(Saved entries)
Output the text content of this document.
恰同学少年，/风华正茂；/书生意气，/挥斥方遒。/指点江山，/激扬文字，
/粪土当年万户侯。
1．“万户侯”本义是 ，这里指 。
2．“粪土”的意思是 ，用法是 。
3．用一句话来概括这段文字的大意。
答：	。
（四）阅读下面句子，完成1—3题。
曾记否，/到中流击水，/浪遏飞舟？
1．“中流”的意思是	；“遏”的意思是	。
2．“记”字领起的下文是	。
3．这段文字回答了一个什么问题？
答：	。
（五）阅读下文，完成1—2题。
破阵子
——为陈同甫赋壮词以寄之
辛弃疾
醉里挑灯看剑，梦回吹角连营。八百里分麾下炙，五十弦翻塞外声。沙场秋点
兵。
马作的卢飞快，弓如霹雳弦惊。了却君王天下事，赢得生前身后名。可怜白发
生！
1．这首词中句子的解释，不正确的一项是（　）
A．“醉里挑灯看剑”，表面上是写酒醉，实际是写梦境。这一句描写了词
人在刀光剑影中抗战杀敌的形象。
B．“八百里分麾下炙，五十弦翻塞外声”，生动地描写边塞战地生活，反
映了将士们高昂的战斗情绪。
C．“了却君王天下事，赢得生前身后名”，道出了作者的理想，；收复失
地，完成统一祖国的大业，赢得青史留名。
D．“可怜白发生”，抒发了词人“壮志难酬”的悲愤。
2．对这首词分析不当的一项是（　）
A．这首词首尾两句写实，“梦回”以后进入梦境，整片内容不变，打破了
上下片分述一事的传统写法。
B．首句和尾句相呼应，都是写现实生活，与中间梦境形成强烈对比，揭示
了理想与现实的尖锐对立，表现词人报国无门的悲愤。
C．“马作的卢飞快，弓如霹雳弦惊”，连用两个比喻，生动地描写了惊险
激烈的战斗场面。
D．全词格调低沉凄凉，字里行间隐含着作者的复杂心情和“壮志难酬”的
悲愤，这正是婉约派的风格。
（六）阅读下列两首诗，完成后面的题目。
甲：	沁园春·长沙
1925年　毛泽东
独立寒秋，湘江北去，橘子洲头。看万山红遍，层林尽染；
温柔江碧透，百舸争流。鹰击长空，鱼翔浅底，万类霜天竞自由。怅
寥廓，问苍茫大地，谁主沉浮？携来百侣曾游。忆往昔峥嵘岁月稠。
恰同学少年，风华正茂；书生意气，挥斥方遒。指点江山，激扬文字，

---

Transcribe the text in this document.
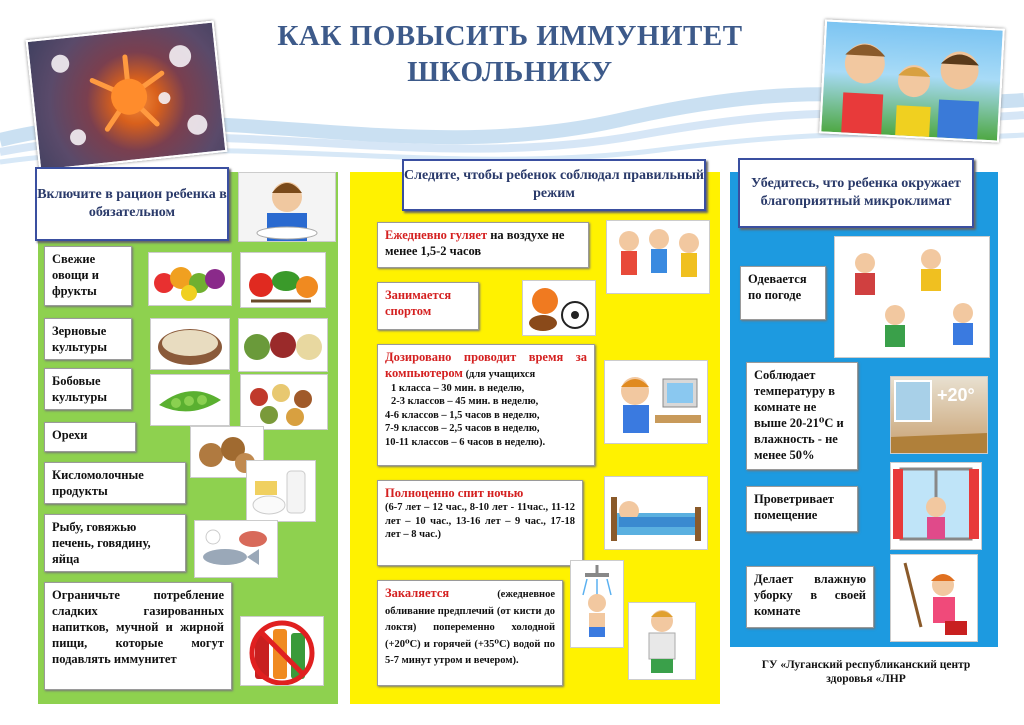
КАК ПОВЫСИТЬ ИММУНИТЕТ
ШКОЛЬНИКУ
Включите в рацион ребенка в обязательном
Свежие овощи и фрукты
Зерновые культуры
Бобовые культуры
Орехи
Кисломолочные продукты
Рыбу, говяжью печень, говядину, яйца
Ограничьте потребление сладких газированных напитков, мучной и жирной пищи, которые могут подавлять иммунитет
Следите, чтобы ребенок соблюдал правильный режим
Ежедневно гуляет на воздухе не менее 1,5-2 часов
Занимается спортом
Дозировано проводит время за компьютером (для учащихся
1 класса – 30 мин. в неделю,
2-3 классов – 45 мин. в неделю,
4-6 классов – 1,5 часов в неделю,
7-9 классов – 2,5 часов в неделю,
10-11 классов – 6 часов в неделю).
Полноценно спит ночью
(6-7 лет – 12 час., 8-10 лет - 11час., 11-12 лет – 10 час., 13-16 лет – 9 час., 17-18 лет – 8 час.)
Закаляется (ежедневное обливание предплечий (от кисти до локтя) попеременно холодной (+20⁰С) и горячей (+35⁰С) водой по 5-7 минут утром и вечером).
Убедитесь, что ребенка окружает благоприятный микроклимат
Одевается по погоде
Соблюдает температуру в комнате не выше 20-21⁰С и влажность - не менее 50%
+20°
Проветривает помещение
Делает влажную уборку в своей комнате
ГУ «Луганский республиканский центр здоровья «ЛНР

What the exercise asks –
Among the lines of the material, find those that hold the word "this" and copy them.

Response –
Output the text content of this document.
Transcribe the text in this document.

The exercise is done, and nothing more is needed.